The Canadian Exposition was projected to have a deficit shared by the federal, provincial, and municipal governments, but the exposition performed better financially than expected. In 1967 Canadian dollars, Expo 67 took in revenues of $221,239,872 with costs of $431,904,683. That left a deficit of $210,664,811 for the Canadian taxpayers to pick up. In return, Montreal got some new public land and improved infrastructure, and Canada received unprecedented global media exposure, a boost in international prestige, and a feeling of national pride for a job well-done.

***

Nineteen year old Mary Terese Fleszar convinced her parents to allow her to drive the family station wagon to the Montreal Expo 67 with her sister and two friends. Mary had planned out the trip in great detail. She knew how far Montreal was from Willis, Michigan, how much gasoline it would take to get there, and all the costs they might likely incur. Her mother and father had confidence in Mary's judgement and wished the girls well as they left on Thursday, June 1. Mary had even planned to beat the weekend traffic.

While on their visit, Mary purchased an Expo 67 medallion necklace with the logo of the exposition on it. The logo for the exposition was designed by Montreal artist Julien Hebert. The basic unit of the design was a pictogram of two "ancient men" linked together in friendship. This basic icon is repeated in a circular fashion eight times representing "friendship around the world."

If the viewer looks carefully at the symbol to the right, an M for Montreal can be seen in each icon. The rest of the icon looks like a W, perhaps representing the World. The fair's logo did not enjoy unanimous support from Canadians who felt it was too vague and cryptic. The design didn't include the name of the event or any reference to Canada or Montreal. But a nationwide contest was held by a group of Canadian intellectuals, and they choose Hebert's design.

──────

* Exercise task 1 *
From the Expo 67 passage, extract the text beginning at the words "While on their" and ending after the words "choose Hebert's design.".
* Exercise task 2 *
According to the Expo 67 passage, who designed the exposition's logo?
* Exercise task 3 *
Carry on writing the Expo 67 passage, picking up after its last sentence.
The material that comes after the Expo 67 passage has no connection to it.

──────

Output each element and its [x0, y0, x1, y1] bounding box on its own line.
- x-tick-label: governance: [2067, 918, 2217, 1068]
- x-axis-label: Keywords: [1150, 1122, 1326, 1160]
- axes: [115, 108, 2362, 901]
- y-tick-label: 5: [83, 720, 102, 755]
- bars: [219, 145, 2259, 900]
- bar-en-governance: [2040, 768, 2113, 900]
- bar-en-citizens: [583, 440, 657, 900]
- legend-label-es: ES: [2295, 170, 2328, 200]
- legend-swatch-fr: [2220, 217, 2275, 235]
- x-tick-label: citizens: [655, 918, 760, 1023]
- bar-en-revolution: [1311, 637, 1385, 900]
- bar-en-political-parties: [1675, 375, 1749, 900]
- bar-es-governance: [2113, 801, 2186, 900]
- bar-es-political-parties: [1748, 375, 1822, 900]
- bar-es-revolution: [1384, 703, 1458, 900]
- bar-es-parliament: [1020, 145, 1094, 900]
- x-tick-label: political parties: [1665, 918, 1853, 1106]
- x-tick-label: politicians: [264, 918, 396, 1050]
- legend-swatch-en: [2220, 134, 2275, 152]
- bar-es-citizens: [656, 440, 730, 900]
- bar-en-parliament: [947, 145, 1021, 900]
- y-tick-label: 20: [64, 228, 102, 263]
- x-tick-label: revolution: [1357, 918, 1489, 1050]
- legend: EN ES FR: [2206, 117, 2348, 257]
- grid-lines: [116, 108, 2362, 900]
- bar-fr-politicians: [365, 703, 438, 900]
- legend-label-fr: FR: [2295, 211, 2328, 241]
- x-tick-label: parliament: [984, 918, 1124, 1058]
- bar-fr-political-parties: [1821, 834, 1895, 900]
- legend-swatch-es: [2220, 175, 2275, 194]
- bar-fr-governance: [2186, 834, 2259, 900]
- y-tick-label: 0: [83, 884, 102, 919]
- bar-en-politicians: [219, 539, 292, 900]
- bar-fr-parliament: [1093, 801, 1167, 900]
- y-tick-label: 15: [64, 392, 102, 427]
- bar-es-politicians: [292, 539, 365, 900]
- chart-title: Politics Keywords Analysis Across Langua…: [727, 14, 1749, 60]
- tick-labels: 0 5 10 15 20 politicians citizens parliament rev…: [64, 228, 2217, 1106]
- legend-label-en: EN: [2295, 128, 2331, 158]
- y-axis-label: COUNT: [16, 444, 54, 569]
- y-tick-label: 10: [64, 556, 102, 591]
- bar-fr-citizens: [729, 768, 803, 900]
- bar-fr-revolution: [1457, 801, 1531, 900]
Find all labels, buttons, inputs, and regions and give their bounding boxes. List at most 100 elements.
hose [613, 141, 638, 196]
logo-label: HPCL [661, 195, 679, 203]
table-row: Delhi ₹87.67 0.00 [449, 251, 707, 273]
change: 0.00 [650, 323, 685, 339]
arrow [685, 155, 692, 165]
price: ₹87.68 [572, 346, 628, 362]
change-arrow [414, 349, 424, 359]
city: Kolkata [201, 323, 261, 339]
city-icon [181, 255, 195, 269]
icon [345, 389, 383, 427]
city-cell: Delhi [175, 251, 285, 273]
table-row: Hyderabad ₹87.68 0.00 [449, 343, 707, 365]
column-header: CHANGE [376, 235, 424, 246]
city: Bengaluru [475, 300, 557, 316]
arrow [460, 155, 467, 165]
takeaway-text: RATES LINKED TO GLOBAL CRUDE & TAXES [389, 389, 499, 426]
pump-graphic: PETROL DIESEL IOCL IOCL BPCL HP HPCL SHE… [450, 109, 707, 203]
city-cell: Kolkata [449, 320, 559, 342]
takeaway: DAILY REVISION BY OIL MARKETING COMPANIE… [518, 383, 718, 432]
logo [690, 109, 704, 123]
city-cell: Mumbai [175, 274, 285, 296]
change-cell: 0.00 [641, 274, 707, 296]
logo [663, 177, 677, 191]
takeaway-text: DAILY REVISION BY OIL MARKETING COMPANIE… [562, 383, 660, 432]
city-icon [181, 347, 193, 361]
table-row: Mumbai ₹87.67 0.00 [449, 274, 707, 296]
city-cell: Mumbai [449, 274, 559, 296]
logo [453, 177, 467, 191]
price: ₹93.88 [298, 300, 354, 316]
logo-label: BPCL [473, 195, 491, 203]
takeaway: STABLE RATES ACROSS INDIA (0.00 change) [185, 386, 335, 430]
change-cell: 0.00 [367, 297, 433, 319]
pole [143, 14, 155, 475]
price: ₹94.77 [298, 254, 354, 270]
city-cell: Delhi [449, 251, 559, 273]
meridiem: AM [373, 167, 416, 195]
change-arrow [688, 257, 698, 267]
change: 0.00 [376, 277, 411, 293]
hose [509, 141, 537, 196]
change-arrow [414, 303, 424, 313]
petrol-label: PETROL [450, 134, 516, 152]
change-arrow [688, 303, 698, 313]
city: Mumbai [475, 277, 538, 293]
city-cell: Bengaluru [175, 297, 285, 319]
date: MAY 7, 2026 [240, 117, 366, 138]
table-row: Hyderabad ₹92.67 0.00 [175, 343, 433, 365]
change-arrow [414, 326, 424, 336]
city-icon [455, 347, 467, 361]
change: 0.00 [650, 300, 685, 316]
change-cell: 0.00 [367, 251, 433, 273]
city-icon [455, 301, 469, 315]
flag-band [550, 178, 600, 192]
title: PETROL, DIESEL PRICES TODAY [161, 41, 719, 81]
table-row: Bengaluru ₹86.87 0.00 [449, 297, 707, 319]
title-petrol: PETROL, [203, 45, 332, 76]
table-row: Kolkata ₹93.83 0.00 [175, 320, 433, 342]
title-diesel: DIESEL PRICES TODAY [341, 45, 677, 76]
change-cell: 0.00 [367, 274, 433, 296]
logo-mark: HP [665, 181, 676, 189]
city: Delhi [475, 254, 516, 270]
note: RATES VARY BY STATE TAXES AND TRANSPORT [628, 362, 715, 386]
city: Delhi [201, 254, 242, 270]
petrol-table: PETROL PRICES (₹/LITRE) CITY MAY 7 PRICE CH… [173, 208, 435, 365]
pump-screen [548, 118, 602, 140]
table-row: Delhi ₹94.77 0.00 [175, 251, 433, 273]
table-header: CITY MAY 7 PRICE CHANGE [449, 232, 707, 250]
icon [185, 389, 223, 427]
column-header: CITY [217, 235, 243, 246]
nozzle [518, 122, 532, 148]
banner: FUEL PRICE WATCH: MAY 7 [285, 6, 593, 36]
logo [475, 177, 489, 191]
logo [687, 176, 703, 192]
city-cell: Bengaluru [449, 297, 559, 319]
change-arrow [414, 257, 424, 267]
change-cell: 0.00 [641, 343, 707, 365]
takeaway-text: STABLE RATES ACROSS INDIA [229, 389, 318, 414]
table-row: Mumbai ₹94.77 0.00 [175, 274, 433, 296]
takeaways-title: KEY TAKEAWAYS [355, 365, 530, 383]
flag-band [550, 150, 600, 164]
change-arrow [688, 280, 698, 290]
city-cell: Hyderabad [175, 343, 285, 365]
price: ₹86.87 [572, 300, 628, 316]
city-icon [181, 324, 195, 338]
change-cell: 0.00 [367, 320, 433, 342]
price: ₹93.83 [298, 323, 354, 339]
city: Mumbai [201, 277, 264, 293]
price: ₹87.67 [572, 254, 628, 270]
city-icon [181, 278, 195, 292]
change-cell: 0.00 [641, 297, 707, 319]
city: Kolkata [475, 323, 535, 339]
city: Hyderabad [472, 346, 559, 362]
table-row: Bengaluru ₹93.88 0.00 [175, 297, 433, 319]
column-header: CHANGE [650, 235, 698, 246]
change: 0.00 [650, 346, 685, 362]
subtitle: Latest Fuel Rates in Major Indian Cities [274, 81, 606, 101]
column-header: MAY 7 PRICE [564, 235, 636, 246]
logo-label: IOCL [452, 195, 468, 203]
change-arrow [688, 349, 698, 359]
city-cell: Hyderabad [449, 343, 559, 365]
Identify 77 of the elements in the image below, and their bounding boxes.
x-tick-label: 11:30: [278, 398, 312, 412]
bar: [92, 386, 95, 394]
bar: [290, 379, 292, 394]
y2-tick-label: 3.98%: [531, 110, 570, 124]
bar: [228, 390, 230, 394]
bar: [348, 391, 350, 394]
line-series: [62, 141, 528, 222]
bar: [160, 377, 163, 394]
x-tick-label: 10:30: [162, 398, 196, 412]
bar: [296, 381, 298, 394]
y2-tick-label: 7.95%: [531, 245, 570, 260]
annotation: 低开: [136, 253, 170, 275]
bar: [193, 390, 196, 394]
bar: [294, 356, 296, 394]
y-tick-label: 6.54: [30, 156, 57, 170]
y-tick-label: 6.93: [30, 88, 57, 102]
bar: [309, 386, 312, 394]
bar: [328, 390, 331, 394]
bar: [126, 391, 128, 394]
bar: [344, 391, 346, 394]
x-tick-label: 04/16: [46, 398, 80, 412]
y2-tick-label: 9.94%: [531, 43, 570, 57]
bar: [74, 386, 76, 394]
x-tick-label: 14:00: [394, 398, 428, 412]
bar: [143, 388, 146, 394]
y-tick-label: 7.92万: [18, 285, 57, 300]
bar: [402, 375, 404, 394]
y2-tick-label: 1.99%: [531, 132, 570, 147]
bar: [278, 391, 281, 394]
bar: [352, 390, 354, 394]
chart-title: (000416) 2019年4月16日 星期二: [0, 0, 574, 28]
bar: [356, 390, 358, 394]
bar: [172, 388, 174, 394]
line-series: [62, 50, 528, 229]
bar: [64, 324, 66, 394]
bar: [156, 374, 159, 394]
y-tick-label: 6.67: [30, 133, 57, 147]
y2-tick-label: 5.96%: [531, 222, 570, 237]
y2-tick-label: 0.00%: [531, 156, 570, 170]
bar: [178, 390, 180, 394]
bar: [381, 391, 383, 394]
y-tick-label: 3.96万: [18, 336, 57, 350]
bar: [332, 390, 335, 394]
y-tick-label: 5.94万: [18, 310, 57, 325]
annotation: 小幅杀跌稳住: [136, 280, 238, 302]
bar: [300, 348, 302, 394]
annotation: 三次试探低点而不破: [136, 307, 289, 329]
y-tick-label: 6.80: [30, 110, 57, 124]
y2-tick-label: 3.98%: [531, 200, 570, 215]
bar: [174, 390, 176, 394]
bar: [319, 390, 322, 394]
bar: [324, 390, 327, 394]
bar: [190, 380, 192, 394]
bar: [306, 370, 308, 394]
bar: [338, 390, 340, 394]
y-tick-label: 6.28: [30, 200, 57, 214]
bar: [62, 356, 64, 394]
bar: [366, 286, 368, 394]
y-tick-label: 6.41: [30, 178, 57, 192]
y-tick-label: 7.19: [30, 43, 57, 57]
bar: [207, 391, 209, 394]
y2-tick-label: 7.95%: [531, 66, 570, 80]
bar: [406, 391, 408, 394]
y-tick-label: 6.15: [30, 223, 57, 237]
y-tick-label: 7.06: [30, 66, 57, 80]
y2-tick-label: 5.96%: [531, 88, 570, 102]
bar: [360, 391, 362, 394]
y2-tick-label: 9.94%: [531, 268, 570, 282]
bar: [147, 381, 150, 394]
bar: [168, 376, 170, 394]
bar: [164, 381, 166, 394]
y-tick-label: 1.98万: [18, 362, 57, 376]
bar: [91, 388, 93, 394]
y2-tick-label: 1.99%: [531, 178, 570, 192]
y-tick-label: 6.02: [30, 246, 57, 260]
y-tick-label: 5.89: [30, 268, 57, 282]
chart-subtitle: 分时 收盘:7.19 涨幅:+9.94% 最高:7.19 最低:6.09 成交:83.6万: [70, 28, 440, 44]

──────

* Exercise answer 1 *
While on their visit, Mary purchased an Expo 67 medallion necklace with the logo of the exposition on it. The logo for the exposition was designed by Montreal artist Julien Hebert. The basic unit of the design was a pictogram of two "ancient men" linked together in friendship. This basic icon is repeated in a circular fashion eight times representing "friendship around the world."

If the viewer looks carefully at the symbol to the right, an M for Montreal can be seen in each icon. The rest of the icon looks like a W, perhaps representing the World. The fair's logo did not enjoy unanimous support from Canadians who felt it was too vague and cryptic. The design didn't include the name of the event or any reference to Canada or Montreal. But a nationwide contest was held by a group of Canadian intellectuals, and they choose Hebert's design.

* Exercise answer 2 *
Montreal artist Julien Hebert designed the logo.

* Exercise answer 3 *
After Mary Fleszar's return from her successful excursion to Canada, she sublet an apartment in Ypsilanti to be near her job at Eastern Michigan University. At about 9:00 PM on July 9th, Mary was last seen taking an evening walk by two people sitting on their front porch. The man and woman reported to police that she had been harassed twice on Ballard St. by someone driving a blue-grey Chevy. She waved the guy off a second time and then turned the corner on Washtenaw Ave leading to her apartment building. She was never seen alive again.

Mary's family believes she was abducted from the parking lot in front of her apartment building. One month later, her body was found by two teenagers among the weeds near the barn of an abandoned farm on Geddes Rd, one-third of a mile from LeForge Rd.

Early in the investigation, police asked Mrs. Fleszar to take an inventory of Mary's things to see if anything was missing from her apartment. Mary's purse and wallet were there, but her keys were missing and her light-blue Comet automobile was parked across the lot from Mary's assigned spot. Mrs. Fleszar thought that was very odd.

Mr. Fleszar removed the ignition switch for evidence before selling the car in case a set of matching keys was ever recovered. The front door lock to Mary's apartment was also removed and turned over to police as potential evidence for the same reason.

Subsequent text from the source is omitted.